### Exercise input
_ _ _ _ _ _ _
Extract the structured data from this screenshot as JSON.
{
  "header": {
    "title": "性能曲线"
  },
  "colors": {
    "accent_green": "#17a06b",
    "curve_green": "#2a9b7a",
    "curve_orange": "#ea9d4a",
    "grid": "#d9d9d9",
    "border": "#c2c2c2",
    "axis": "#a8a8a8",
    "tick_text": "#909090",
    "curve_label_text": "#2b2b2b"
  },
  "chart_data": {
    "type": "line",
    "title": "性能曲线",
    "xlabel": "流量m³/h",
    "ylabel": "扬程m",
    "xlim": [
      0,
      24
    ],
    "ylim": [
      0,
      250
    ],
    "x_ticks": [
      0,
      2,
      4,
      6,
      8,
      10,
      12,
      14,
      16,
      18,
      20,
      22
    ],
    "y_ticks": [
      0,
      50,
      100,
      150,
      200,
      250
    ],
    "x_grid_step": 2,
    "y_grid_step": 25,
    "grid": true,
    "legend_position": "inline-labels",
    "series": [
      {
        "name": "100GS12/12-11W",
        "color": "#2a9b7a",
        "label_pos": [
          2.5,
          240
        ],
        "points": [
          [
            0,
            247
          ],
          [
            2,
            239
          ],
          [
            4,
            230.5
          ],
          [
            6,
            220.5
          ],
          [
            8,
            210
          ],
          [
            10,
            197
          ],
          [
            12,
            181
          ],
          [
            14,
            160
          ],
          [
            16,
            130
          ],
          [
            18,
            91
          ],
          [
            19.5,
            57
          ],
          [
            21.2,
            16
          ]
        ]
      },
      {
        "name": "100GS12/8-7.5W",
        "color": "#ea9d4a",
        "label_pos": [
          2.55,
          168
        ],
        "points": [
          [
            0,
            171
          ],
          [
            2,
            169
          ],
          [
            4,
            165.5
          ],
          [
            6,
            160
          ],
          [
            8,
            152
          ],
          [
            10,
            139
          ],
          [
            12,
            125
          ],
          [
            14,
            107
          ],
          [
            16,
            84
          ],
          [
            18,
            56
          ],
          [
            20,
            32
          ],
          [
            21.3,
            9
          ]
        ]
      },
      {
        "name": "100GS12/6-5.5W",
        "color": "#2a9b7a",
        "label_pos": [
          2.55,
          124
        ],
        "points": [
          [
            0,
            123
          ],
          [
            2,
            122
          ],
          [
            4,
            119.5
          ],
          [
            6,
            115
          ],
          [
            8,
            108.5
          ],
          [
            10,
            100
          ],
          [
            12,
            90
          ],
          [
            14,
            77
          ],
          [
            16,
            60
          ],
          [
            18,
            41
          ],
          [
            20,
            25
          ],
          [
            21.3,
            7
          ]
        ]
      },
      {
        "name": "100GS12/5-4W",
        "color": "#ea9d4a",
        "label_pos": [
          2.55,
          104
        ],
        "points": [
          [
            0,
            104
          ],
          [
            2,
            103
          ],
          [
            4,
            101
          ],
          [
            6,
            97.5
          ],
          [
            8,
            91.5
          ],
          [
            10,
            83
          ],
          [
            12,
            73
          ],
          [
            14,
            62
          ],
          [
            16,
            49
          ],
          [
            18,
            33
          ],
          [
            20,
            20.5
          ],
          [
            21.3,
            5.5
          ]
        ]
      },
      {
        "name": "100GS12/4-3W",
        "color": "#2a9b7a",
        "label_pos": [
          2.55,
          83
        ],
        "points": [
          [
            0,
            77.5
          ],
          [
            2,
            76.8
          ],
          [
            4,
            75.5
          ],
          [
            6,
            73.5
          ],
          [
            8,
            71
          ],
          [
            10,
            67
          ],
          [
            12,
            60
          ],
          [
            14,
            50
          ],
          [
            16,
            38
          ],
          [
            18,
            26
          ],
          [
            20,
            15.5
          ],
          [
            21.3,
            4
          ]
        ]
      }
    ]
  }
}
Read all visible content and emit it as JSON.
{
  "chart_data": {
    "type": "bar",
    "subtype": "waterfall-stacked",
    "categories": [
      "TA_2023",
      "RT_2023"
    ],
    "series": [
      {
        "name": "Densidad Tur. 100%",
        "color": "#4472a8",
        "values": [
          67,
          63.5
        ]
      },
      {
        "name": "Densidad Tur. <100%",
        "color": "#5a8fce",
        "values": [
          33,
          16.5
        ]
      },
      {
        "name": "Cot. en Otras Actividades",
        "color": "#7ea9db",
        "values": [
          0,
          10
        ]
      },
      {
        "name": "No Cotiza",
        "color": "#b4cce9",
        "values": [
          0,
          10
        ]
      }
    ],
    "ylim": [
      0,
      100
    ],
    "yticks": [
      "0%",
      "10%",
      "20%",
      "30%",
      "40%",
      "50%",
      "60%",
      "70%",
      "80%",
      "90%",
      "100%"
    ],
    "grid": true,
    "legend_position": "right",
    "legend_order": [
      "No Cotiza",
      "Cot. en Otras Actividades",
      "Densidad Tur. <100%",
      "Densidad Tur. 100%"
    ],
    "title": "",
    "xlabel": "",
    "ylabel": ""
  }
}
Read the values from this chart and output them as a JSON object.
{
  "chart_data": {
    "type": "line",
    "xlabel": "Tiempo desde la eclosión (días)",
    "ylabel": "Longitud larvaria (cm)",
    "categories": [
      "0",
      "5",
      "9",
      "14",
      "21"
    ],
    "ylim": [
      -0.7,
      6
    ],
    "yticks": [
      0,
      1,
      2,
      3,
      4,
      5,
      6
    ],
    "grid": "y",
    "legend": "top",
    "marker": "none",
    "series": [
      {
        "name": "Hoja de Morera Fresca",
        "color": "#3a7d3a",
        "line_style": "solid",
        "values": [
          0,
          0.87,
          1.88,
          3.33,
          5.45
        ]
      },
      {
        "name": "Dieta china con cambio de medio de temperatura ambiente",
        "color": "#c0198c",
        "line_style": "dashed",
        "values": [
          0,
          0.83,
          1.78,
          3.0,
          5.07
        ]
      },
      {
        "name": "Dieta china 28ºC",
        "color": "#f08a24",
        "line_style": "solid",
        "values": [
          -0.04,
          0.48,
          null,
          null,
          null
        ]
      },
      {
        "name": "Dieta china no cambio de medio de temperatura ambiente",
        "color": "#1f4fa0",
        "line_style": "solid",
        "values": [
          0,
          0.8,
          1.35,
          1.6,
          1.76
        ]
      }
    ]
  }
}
_ _ _ _ _ _ _
### Requirement
Set down, word for word, only the lines running from the line with "Read the values" to the last line of the listing above. Both of those lines belong in your answer.

### Answer to this exercise
Read the values from this chart and output them as a JSON object.
{
  "chart_data": {
    "type": "line",
    "xlabel": "Tiempo desde la eclosión (días)",
    "ylabel": "Longitud larvaria (cm)",
    "categories": [
      "0",
      "5",
      "9",
      "14",
      "21"
    ],
    "ylim": [
      -0.7,
      6
    ],
    "yticks": [
      0,
      1,
      2,
      3,
      4,
      5,
      6
    ],
    "grid": "y",
    "legend": "top",
    "marker": "none",
    "series": [
      {
        "name": "Hoja de Morera Fresca",
        "color": "#3a7d3a",
        "line_style": "solid",
        "values": [
          0,
          0.87,
          1.88,
          3.33,
          5.45
        ]
      },
      {
        "name": "Dieta china con cambio de medio de temperatura ambiente",
        "color": "#c0198c",
        "line_style": "dashed",
        "values": [
          0,
          0.83,
          1.78,
          3.0,
          5.07
        ]
      },
      {
        "name": "Dieta china 28ºC",
        "color": "#f08a24",
        "line_style": "solid",
        "values": [
          -0.04,
          0.48,
          null,
          null,
          null
        ]
      },
      {
        "name": "Dieta china no cambio de medio de temperatura ambiente",
        "color": "#1f4fa0",
        "line_style": "solid",
        "values": [
          0,
          0.8,
          1.35,
          1.6,
          1.76
        ]
      }
    ]
  }
}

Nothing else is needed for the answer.